_TASK DIRECTIONS_:
How many lines in the entries below include the string "Direktoren"? Answer with the number only.

[Extracted records]
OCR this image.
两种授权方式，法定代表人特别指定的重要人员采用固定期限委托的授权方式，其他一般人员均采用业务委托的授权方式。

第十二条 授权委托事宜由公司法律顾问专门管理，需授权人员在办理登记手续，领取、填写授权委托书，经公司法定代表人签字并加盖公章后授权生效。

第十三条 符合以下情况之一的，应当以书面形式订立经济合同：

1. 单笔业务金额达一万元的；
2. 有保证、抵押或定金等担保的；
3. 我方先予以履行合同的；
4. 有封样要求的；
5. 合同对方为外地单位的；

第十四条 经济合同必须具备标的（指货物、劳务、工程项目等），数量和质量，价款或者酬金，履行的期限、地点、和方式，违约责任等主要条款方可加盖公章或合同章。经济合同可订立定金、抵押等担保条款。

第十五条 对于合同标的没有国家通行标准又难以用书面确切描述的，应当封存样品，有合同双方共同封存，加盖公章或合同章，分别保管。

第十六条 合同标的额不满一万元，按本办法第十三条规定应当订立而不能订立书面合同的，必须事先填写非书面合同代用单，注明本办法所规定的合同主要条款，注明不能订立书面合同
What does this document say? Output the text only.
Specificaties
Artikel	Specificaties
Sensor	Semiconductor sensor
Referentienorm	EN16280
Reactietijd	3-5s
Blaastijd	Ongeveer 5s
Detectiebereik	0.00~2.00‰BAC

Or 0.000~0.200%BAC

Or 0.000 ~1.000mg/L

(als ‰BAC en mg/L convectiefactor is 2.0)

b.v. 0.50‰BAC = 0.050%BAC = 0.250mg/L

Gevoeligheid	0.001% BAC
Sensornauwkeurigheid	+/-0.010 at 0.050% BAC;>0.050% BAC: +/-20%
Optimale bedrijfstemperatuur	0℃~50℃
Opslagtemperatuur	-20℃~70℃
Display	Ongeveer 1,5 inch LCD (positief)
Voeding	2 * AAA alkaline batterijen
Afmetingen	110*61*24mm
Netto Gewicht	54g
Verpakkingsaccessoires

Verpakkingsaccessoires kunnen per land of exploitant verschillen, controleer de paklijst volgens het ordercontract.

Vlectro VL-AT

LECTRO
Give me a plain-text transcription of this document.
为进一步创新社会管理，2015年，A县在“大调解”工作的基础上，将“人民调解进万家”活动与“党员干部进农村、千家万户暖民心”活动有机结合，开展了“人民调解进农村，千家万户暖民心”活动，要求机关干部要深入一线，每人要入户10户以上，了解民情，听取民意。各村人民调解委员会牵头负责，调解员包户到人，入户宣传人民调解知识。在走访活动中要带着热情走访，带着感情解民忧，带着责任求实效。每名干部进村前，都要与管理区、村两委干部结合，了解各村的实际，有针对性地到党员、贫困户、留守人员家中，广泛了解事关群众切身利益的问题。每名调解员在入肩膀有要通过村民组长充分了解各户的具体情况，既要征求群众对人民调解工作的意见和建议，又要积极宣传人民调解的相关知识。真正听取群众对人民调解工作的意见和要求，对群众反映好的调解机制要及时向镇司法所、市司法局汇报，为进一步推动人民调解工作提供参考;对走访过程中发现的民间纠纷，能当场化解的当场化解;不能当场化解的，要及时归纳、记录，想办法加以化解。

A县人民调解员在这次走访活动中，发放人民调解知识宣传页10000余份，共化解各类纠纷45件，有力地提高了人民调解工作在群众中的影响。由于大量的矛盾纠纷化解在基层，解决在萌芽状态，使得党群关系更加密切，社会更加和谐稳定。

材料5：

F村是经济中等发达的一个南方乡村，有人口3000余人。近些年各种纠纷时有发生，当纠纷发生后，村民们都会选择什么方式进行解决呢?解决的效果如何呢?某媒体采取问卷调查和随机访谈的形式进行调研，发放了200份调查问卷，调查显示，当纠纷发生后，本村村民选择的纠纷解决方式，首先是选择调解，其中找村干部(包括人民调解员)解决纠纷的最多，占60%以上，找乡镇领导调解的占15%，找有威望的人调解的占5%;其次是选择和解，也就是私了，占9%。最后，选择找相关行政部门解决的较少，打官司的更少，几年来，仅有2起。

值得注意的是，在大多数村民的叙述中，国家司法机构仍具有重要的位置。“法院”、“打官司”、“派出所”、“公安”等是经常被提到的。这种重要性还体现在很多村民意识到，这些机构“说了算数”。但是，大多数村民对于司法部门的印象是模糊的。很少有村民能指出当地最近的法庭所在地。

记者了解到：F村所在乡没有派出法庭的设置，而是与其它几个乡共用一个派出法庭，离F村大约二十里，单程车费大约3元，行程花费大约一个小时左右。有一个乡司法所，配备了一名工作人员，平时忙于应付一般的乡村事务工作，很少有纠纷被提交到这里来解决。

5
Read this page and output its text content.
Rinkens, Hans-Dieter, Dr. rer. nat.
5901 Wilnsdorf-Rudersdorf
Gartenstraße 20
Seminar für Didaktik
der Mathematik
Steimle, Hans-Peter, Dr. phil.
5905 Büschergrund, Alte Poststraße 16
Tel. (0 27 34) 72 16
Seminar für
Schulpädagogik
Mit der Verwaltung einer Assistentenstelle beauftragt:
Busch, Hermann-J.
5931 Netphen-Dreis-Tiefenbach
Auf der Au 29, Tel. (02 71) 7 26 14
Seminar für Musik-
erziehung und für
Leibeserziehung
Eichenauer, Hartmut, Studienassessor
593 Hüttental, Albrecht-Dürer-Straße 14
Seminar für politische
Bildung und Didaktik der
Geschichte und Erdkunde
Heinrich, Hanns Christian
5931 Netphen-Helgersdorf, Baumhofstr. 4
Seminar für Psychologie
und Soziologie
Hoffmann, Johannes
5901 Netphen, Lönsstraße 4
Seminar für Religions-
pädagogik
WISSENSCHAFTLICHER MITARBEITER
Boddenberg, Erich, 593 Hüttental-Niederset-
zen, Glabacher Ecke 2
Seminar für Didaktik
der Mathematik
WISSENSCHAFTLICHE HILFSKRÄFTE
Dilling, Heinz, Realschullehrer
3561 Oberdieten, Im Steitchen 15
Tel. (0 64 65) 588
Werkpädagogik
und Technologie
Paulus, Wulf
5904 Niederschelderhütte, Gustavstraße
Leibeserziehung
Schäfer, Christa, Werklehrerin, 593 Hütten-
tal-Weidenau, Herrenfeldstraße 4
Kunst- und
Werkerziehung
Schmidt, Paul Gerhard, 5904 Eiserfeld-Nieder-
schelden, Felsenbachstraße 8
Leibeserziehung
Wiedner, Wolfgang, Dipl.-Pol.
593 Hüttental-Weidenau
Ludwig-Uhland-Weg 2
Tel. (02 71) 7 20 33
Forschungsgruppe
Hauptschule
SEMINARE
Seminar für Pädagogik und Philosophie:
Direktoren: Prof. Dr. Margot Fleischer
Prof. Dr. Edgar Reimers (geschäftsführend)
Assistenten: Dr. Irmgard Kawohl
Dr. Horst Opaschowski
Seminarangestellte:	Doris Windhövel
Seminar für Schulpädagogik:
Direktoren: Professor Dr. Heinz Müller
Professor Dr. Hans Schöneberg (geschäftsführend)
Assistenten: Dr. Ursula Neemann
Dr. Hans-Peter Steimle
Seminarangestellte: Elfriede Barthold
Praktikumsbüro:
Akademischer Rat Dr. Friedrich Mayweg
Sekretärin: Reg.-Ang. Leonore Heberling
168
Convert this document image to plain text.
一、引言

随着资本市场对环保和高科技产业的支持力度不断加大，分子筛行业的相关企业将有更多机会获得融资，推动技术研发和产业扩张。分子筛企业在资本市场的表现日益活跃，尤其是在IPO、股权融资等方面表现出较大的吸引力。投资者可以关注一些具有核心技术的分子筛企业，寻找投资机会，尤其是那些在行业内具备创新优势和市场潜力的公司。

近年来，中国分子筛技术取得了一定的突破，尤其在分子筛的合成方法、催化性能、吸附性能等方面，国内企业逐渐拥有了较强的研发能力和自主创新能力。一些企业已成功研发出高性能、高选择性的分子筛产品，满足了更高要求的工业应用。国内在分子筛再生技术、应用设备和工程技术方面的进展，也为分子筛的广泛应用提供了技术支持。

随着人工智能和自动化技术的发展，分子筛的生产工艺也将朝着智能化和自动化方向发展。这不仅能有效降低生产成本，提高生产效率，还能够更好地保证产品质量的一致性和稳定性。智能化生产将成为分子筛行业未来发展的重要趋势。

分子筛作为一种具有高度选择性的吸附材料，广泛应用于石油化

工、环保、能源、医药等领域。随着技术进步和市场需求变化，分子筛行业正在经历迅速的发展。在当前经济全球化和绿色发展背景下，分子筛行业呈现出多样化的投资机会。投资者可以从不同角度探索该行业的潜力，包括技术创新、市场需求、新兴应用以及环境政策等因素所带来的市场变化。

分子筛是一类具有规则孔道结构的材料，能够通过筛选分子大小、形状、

_SOLVED PROBLEM_:
2